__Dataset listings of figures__
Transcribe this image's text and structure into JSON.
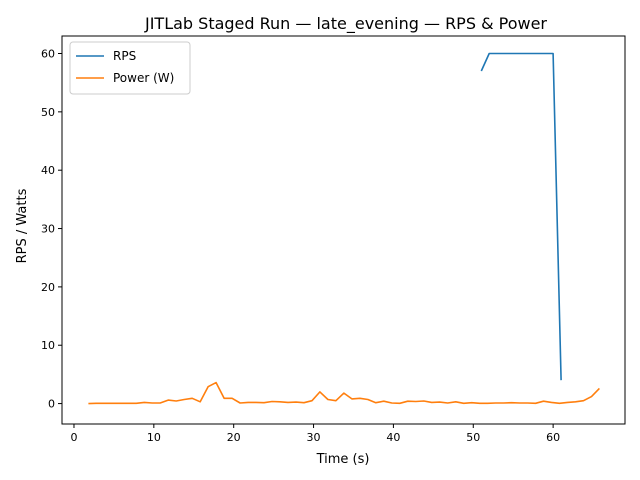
{
  "chart_data": {
    "type": "line",
    "title": "JITLab Staged Run — late_evening — RPS & Power",
    "xlabel": "Time (s)",
    "ylabel": "RPS / Watts",
    "xlim": [
      -1.5,
      69.0
    ],
    "ylim": [
      -3.5,
      63.0
    ],
    "xticks": [
      0,
      10,
      20,
      30,
      40,
      50,
      60
    ],
    "yticks": [
      0,
      10,
      20,
      30,
      40,
      50,
      60
    ],
    "grid": false,
    "legend_position": "top-left",
    "series": [
      {
        "name": "RPS",
        "color": "#1f77b4",
        "x": [
          51,
          52,
          53,
          54,
          55,
          56,
          57,
          58,
          59,
          60,
          61
        ],
        "y": [
          57,
          60,
          60,
          60,
          60,
          60,
          60,
          60,
          60,
          60,
          4
        ]
      },
      {
        "name": "Power (W)",
        "color": "#ff7f0e",
        "x": [
          1.8,
          2.8,
          3.8,
          4.8,
          5.8,
          6.8,
          7.8,
          8.8,
          9.8,
          10.8,
          11.8,
          12.8,
          13.8,
          14.8,
          15.8,
          16.8,
          17.8,
          18.8,
          19.8,
          20.8,
          21.8,
          22.8,
          23.8,
          24.8,
          25.8,
          26.8,
          27.8,
          28.8,
          29.8,
          30.8,
          31.8,
          32.8,
          33.8,
          34.8,
          35.8,
          36.8,
          37.8,
          38.8,
          39.8,
          40.8,
          41.8,
          42.8,
          43.8,
          44.8,
          45.8,
          46.8,
          47.8,
          48.8,
          49.8,
          50.8,
          51.8,
          52.8,
          53.8,
          54.8,
          55.8,
          56.8,
          57.8,
          58.8,
          59.8,
          60.8,
          61.8,
          62.8,
          63.8,
          64.8,
          65.8
        ],
        "y": [
          0.0,
          0.05,
          0.05,
          0.05,
          0.05,
          0.05,
          0.05,
          0.2,
          0.1,
          0.1,
          0.6,
          0.45,
          0.7,
          0.9,
          0.3,
          2.9,
          3.6,
          0.9,
          0.9,
          0.1,
          0.2,
          0.2,
          0.15,
          0.35,
          0.3,
          0.2,
          0.25,
          0.15,
          0.5,
          2.0,
          0.7,
          0.5,
          1.8,
          0.8,
          0.9,
          0.7,
          0.15,
          0.4,
          0.1,
          0.05,
          0.4,
          0.35,
          0.45,
          0.2,
          0.25,
          0.1,
          0.3,
          0.05,
          0.15,
          0.05,
          0.05,
          0.1,
          0.1,
          0.15,
          0.1,
          0.1,
          0.05,
          0.4,
          0.2,
          0.05,
          0.2,
          0.3,
          0.5,
          1.2,
          2.6
        ]
      }
    ]
  }
}
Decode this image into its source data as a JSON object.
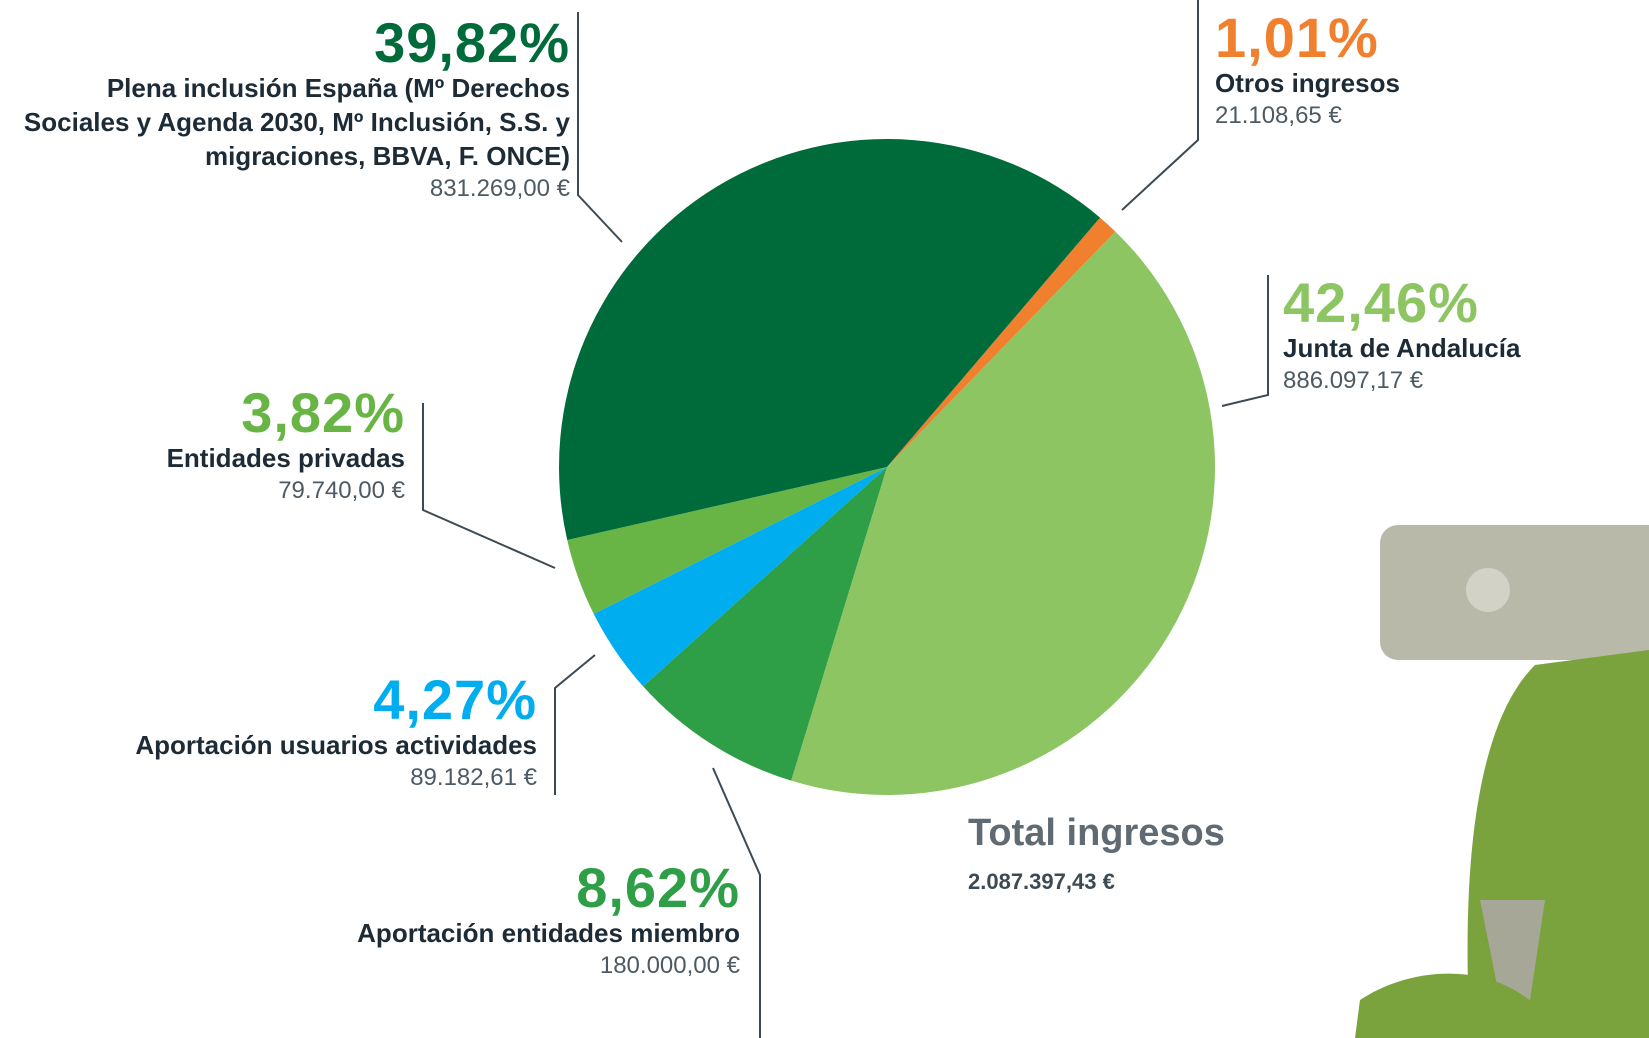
{
  "chart_data": {
    "type": "pie",
    "categories": [
      "Otros ingresos",
      "Junta de Andalucía",
      "Aportación entidades miembro",
      "Aportación usuarios actividades",
      "Entidades privadas",
      "Plena inclusión España (Mº Derechos Sociales y Agenda 2030, Mº Inclusión, S.S. y migraciones, BBVA, F. ONCE)"
    ],
    "values": [
      1.01,
      42.46,
      8.62,
      4.27,
      3.82,
      39.82
    ],
    "value_labels": [
      "1,01%",
      "42,46%",
      "8,62%",
      "4,27%",
      "3,82%",
      "39,82%"
    ],
    "amounts": [
      "21.108,65 €",
      "886.097,17 €",
      "180.000,00 €",
      "89.182,61 €",
      "79.740,00 €",
      "831.269,00 €"
    ],
    "colors": [
      "#f07f2e",
      "#8dc563",
      "#2e9e47",
      "#00adef",
      "#68b545",
      "#006b3a"
    ],
    "total_label": "Total ingresos",
    "total_value": "2.087.397,43 €"
  }
}
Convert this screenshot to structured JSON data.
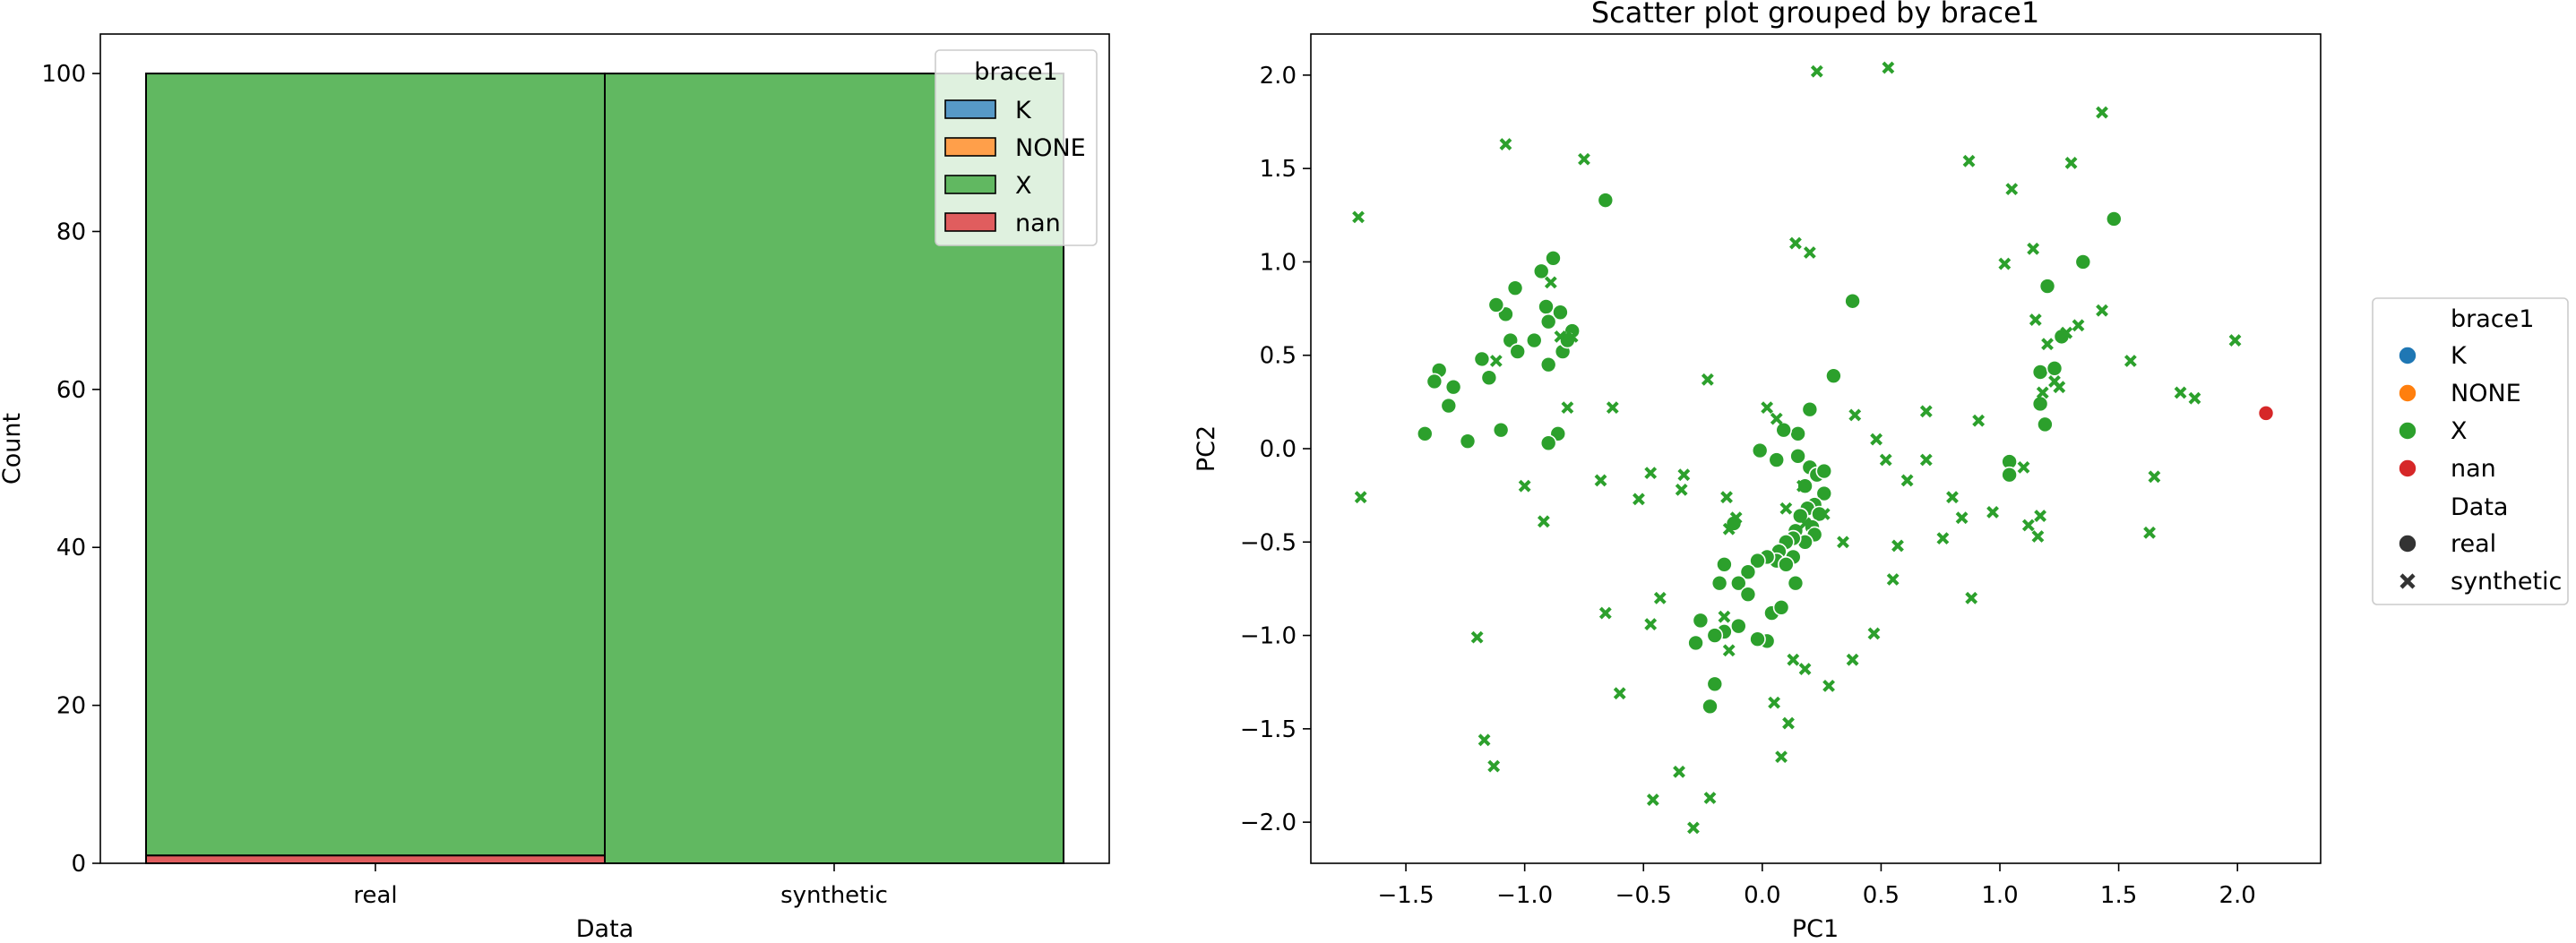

__WHAT THE TASK ASKS__
Figure out how many lines of the data above include "ingresos", then give the number and nothing more.

__ANSWER TO THIS PROBLEM__
2